⟨

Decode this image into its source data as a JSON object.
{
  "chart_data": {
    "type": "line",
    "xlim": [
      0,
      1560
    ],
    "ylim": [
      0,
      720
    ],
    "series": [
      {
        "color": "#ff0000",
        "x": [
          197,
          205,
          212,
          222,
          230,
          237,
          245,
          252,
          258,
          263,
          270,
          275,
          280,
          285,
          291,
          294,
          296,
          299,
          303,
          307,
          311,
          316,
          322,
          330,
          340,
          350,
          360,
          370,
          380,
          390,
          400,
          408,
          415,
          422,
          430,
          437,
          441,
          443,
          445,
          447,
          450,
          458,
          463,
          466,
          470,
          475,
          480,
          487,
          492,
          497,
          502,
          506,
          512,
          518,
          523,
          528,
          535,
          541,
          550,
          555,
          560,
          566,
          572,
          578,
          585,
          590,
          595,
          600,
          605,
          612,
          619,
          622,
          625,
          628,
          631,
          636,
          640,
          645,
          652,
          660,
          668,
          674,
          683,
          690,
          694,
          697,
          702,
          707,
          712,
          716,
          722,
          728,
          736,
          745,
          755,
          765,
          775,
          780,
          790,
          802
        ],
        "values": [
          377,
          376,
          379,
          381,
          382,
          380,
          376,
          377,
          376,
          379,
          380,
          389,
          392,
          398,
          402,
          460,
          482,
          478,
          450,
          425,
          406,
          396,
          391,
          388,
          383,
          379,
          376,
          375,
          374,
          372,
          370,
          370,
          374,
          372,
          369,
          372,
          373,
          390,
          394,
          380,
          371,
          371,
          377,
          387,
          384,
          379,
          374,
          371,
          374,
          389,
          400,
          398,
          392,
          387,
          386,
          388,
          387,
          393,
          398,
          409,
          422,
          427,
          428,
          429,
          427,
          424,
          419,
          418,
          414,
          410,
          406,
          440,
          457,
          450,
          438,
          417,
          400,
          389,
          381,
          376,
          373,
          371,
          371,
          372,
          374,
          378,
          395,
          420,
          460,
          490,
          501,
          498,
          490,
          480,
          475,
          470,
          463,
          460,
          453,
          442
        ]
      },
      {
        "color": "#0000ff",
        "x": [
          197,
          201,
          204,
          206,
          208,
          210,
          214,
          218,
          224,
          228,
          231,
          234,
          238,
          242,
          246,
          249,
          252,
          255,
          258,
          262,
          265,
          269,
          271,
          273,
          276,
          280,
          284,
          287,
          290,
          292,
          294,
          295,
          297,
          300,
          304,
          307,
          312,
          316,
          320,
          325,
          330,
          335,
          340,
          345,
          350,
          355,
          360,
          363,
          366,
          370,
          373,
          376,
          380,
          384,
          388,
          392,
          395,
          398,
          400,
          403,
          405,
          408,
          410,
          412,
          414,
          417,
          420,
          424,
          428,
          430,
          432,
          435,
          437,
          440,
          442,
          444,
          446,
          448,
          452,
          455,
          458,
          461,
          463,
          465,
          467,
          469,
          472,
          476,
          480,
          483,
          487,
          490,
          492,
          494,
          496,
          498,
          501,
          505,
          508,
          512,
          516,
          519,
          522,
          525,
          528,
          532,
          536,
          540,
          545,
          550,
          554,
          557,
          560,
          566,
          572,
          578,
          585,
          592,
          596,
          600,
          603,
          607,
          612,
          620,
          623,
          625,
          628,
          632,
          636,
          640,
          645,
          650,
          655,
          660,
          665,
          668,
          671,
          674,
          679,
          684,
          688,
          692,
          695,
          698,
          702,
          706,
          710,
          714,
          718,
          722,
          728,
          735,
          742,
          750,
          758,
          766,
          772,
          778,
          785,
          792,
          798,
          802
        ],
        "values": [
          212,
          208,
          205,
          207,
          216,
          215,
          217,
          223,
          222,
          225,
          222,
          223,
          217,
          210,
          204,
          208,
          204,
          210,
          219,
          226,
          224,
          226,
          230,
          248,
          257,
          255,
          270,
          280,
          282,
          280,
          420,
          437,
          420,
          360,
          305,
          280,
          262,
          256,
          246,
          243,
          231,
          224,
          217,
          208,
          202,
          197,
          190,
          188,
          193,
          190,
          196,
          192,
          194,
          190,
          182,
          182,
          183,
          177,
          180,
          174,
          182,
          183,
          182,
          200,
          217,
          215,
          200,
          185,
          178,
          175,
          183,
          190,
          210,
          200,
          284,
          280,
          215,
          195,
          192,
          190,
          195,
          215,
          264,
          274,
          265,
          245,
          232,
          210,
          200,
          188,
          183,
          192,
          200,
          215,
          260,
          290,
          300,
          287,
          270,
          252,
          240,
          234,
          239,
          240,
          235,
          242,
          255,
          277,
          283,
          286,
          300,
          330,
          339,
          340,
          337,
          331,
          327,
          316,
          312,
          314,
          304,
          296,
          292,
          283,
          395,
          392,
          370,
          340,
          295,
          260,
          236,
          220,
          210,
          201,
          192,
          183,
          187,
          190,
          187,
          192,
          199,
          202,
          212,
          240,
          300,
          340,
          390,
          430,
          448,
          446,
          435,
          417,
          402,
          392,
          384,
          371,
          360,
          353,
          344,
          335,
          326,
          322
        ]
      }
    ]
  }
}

⟩

> [Work required]:
Word for word, restate all of the data shown above.

> [Exercise solution]:
Decode this image into its source data as a JSON object.
{
  "chart_data": {
    "type": "line",
    "xlim": [
      0,
      1560
    ],
    "ylim": [
      0,
      720
    ],
    "series": [
      {
        "color": "#ff0000",
        "x": [
          197,
          205,
          212,
          222,
          230,
          237,
          245,
          252,
          258,
          263,
          270,
          275,
          280,
          285,
          291,
          294,
          296,
          299,
          303,
          307,
          311,
          316,
          322,
          330,
          340,
          350,
          360,
          370,
          380,
          390,
          400,
          408,
          415,
          422,
          430,
          437,
          441,
          443,
          445,
          447,
          450,
          458,
          463,
          466,
          470,
          475,
          480,
          487,
          492,
          497,
          502,
          506,
          512,
          518,
          523,
          528,
          535,
          541,
          550,
          555,
          560,
          566,
          572,
          578,
          585,
          590,
          595,
          600,
          605,
          612,
          619,
          622,
          625,
          628,
          631,
          636,
          640,
          645,
          652,
          660,
          668,
          674,
          683,
          690,
          694,
          697,
          702,
          707,
          712,
          716,
          722,
          728,
          736,
          745,
          755,
          765,
          775,
          780,
          790,
          802
        ],
        "values": [
          377,
          376,
          379,
          381,
          382,
          380,
          376,
          377,
          376,
          379,
          380,
          389,
          392,
          398,
          402,
          460,
          482,
          478,
          450,
          425,
          406,
          396,
          391,
          388,
          383,
          379,
          376,
          375,
          374,
          372,
          370,
          370,
          374,
          372,
          369,
          372,
          373,
          390,
          394,
          380,
          371,
          371,
          377,
          387,
          384,
          379,
          374,
          371,
          374,
          389,
          400,
          398,
          392,
          387,
          386,
          388,
          387,
          393,
          398,
          409,
          422,
          427,
          428,
          429,
          427,
          424,
          419,
          418,
          414,
          410,
          406,
          440,
          457,
          450,
          438,
          417,
          400,
          389,
          381,
          376,
          373,
          371,
          371,
          372,
          374,
          378,
          395,
          420,
          460,
          490,
          501,
          498,
          490,
          480,
          475,
          470,
          463,
          460,
          453,
          442
        ]
      },
      {
        "color": "#0000ff",
        "x": [
          197,
          201,
          204,
          206,
          208,
          210,
          214,
          218,
          224,
          228,
          231,
          234,
          238,
          242,
          246,
          249,
          252,
          255,
          258,
          262,
          265,
          269,
          271,
          273,
          276,
          280,
          284,
          287,
          290,
          292,
          294,
          295,
          297,
          300,
          304,
          307,
          312,
          316,
          320,
          325,
          330,
          335,
          340,
          345,
          350,
          355,
          360,
          363,
          366,
          370,
          373,
          376,
          380,
          384,
          388,
          392,
          395,
          398,
          400,
          403,
          405,
          408,
          410,
          412,
          414,
          417,
          420,
          424,
          428,
          430,
          432,
          435,
          437,
          440,
          442,
          444,
          446,
          448,
          452,
          455,
          458,
          461,
          463,
          465,
          467,
          469,
          472,
          476,
          480,
          483,
          487,
          490,
          492,
          494,
          496,
          498,
          501,
          505,
          508,
          512,
          516,
          519,
          522,
          525,
          528,
          532,
          536,
          540,
          545,
          550,
          554,
          557,
          560,
          566,
          572,
          578,
          585,
          592,
          596,
          600,
          603,
          607,
          612,
          620,
          623,
          625,
          628,
          632,
          636,
          640,
          645,
          650,
          655,
          660,
          665,
          668,
          671,
          674,
          679,
          684,
          688,
          692,
          695,
          698,
          702,
          706,
          710,
          714,
          718,
          722,
          728,
          735,
          742,
          750,
          758,
          766,
          772,
          778,
          785,
          792,
          798,
          802
        ],
        "values": [
          212,
          208,
          205,
          207,
          216,
          215,
          217,
          223,
          222,
          225,
          222,
          223,
          217,
          210,
          204,
          208,
          204,
          210,
          219,
          226,
          224,
          226,
          230,
          248,
          257,
          255,
          270,
          280,
          282,
          280,
          420,
          437,
          420,
          360,
          305,
          280,
          262,
          256,
          246,
          243,
          231,
          224,
          217,
          208,
          202,
          197,
          190,
          188,
          193,
          190,
          196,
          192,
          194,
          190,
          182,
          182,
          183,
          177,
          180,
          174,
          182,
          183,
          182,
          200,
          217,
          215,
          200,
          185,
          178,
          175,
          183,
          190,
          210,
          200,
          284,
          280,
          215,
          195,
          192,
          190,
          195,
          215,
          264,
          274,
          265,
          245,
          232,
          210,
          200,
          188,
          183,
          192,
          200,
          215,
          260,
          290,
          300,
          287,
          270,
          252,
          240,
          234,
          239,
          240,
          235,
          242,
          255,
          277,
          283,
          286,
          300,
          330,
          339,
          340,
          337,
          331,
          327,
          316,
          312,
          314,
          304,
          296,
          292,
          283,
          395,
          392,
          370,
          340,
          295,
          260,
          236,
          220,
          210,
          201,
          192,
          183,
          187,
          190,
          187,
          192,
          199,
          202,
          212,
          240,
          300,
          340,
          390,
          430,
          448,
          446,
          435,
          417,
          402,
          392,
          384,
          371,
          360,
          353,
          344,
          335,
          326,
          322
        ]
      }
    ]
  }
}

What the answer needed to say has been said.